EXERCISE BRIEF »
Copy only those lines which run from the line containing "Parse this screenshot: output" to the end of the entries below, both inclusive, exactly as written and with no pictures.

ENTRIES SHOWN »
------------

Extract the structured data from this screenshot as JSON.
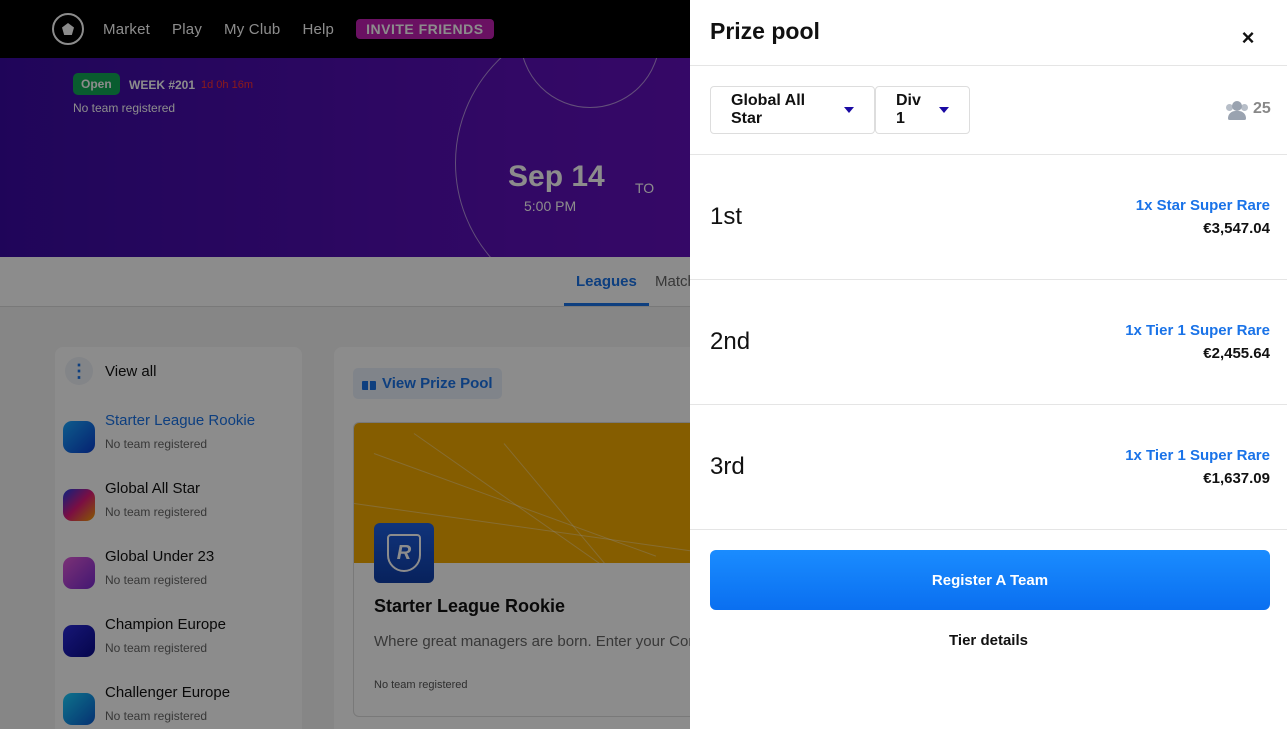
{
  "nav": {
    "logo_icon": "soccer-ball-icon",
    "items": [
      "Market",
      "Play",
      "My Club",
      "Help"
    ],
    "invite_label": "INVITE FRIENDS"
  },
  "hero": {
    "badge": "Open",
    "week": "WEEK #201",
    "countdown": "1d 0h 16m",
    "no_team": "No team registered",
    "date": "Sep 14",
    "time": "5:00 PM",
    "to": "TO"
  },
  "tabs": [
    "Leagues",
    "Match"
  ],
  "sidebar": {
    "view_all": "View all",
    "leagues": [
      {
        "name": "Starter League Rookie",
        "sub": "No team registered",
        "selected": true
      },
      {
        "name": "Global All Star",
        "sub": "No team registered",
        "selected": false
      },
      {
        "name": "Global Under 23",
        "sub": "No team registered",
        "selected": false
      },
      {
        "name": "Champion Europe",
        "sub": "No team registered",
        "selected": false
      },
      {
        "name": "Challenger Europe",
        "sub": "No team registered",
        "selected": false
      }
    ]
  },
  "main": {
    "view_prize_pool": "View Prize Pool",
    "card_title": "Starter League Rookie",
    "card_desc": "Where great managers are born. Enter your Cor",
    "card_status": "No team registered"
  },
  "panel": {
    "title": "Prize pool",
    "close_icon": "close-icon",
    "league_select": "Global All Star",
    "division_select": "Div 1",
    "participants": "25",
    "prizes": [
      {
        "rank": "1st",
        "card": "1x Star Super Rare",
        "amount": "€3,547.04"
      },
      {
        "rank": "2nd",
        "card": "1x Tier 1 Super Rare",
        "amount": "€2,455.64"
      },
      {
        "rank": "3rd",
        "card": "1x Tier 1 Super Rare",
        "amount": "€1,637.09"
      }
    ],
    "register_label": "Register A Team",
    "tier_details_label": "Tier details"
  },
  "colors": {
    "accent": "#1a73e8",
    "invite": "#c21fb3",
    "hero_purple": "#5b0fb8",
    "open_badge": "#12a857",
    "countdown": "#ff3030"
  }
}
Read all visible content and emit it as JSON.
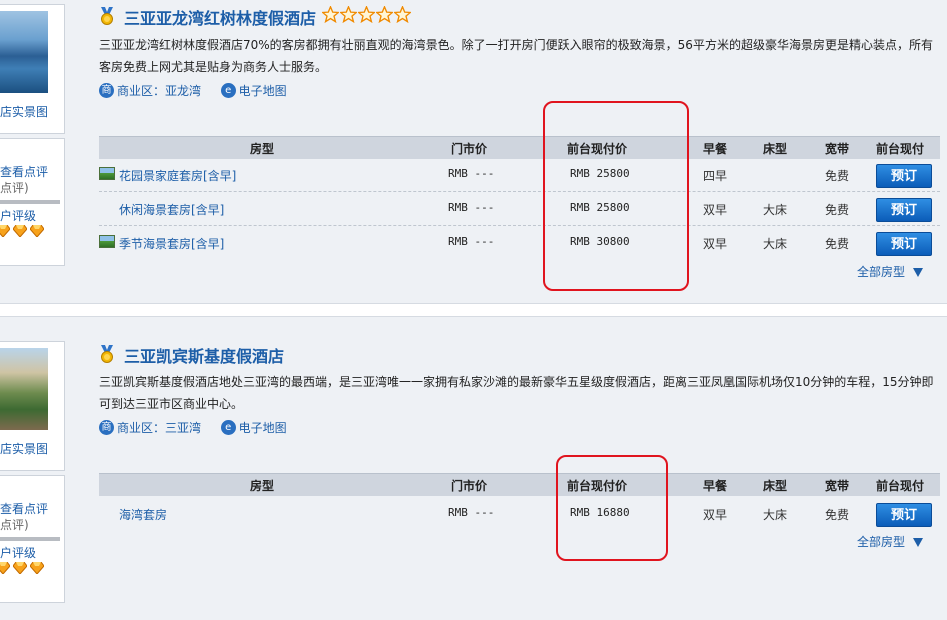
{
  "columns": {
    "room": "房型",
    "rack": "门市价",
    "front_desk": "前台现付价",
    "breakfast": "早餐",
    "bed": "床型",
    "broadband": "宽带",
    "pay_book": "前台现付"
  },
  "sidebar": {
    "photo_link": "店实景图",
    "review_link": "查看点评",
    "review_count": "点评)",
    "rating_link": "户评级"
  },
  "hotels": [
    {
      "name": "三亚亚龙湾红树林度假酒店",
      "stars": 5,
      "description": "三亚亚龙湾红树林度假酒店70%的客房都拥有壮丽直观的海湾景色。除了一打开房门便跃入眼帘的极致海景，56平方米的超级豪华海景房更是精心装点，所有客房免费上网尤其是贴身为商务人士服务。",
      "district_label": "商业区：亚龙湾",
      "map_label": "电子地图",
      "rooms": [
        {
          "name": "花园景家庭套房[含早]",
          "rack": "RMB ---",
          "price": "RMB 25800",
          "breakfast": "四早",
          "bed": "",
          "broadband": "免费",
          "button": "预订"
        },
        {
          "name": "休闲海景套房[含早]",
          "rack": "RMB ---",
          "price": "RMB 25800",
          "breakfast": "双早",
          "bed": "大床",
          "broadband": "免费",
          "button": "预订"
        },
        {
          "name": "季节海景套房[含早]",
          "rack": "RMB ---",
          "price": "RMB 30800",
          "breakfast": "双早",
          "bed": "大床",
          "broadband": "免费",
          "button": "预订"
        }
      ],
      "all_types": "全部房型"
    },
    {
      "name": "三亚凯宾斯基度假酒店",
      "stars": 0,
      "description": "三亚凯宾斯基度假酒店地处三亚湾的最西端，是三亚湾唯一一家拥有私家沙滩的最新豪华五星级度假酒店，距离三亚凤凰国际机场仅10分钟的车程，15分钟即可到达三亚市区商业中心。",
      "district_label": "商业区：三亚湾",
      "map_label": "电子地图",
      "rooms": [
        {
          "name": "海湾套房",
          "rack": "RMB ---",
          "price": "RMB 16880",
          "breakfast": "双早",
          "bed": "大床",
          "broadband": "免费",
          "button": "预订"
        }
      ],
      "all_types": "全部房型"
    }
  ],
  "icons": {
    "medal": "medal-icon",
    "star": "star-outline-icon",
    "district": "district-icon",
    "map": "e-map-icon",
    "room_photo": "room-photo-icon",
    "gem": "rating-gem-icon",
    "triangle": "triangle-down-icon"
  },
  "colors": {
    "link": "#1d5ea8",
    "button": "#0b5cb8",
    "highlight": "#e0141e",
    "header_bg": "#cfd5de"
  }
}
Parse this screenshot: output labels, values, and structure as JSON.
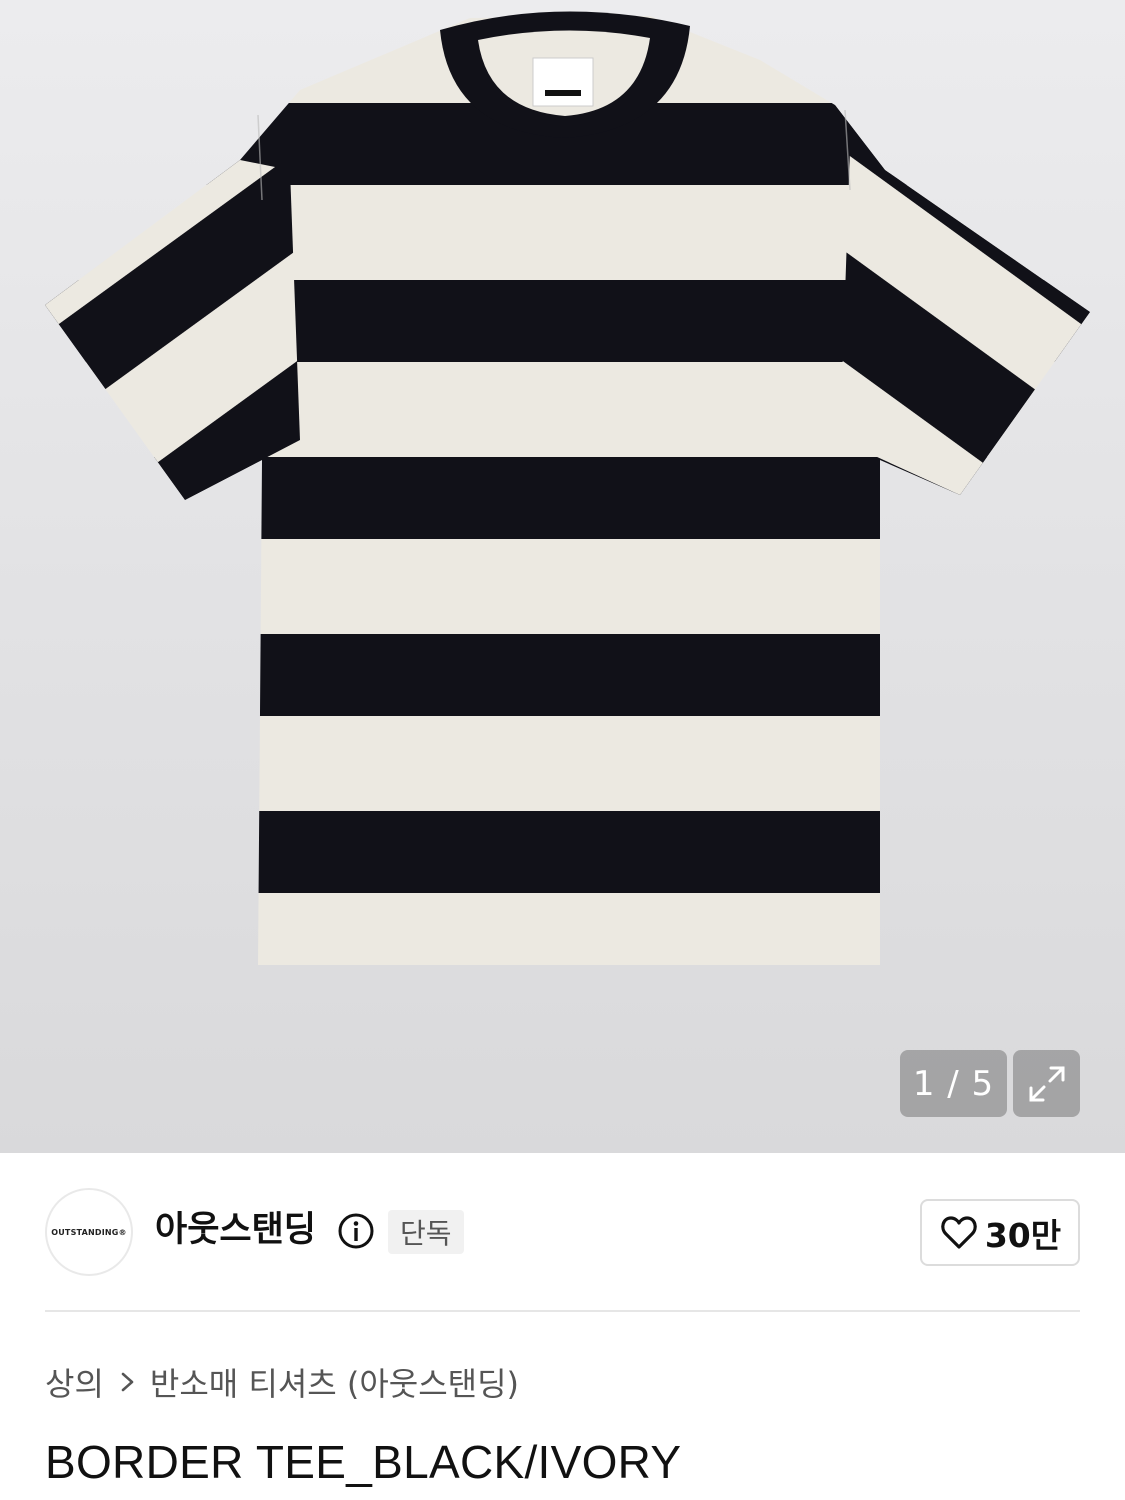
{
  "gallery": {
    "counter": "1 / 5",
    "image_label_brand": "OUTSTANDING",
    "colors": {
      "stripe_dark": "#111118",
      "stripe_light": "#ece9e1"
    }
  },
  "brand": {
    "logo_text": "OUTSTANDING®",
    "name": "아웃스탠딩",
    "badge": "단독"
  },
  "like": {
    "count": "30만"
  },
  "breadcrumb": {
    "level1": "상의",
    "level2": "반소매 티셔츠 (아웃스탠딩)"
  },
  "product": {
    "title": "BORDER TEE_BLACK/IVORY"
  }
}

------------

WRITTEN REPLY »
Parse this screenshot: output labels, values, and structure as JSON.
{
  "gallery": {
    "counter": "1 / 5",
    "image_label_brand": "OUTSTANDING",
    "colors": {
      "stripe_dark": "#111118",
      "stripe_light": "#ece9e1"
    }
  },
  "brand": {
    "logo_text": "OUTSTANDING®",
    "name": "아웃스탠딩",
    "badge": "단독"
  },
  "like": {
    "count": "30만"
  },
  "breadcrumb": {
    "level1": "상의",
    "level2": "반소매 티셔츠 (아웃스탠딩)"
  },
  "product": {
    "title": "BORDER TEE_BLACK/IVORY"
  }
}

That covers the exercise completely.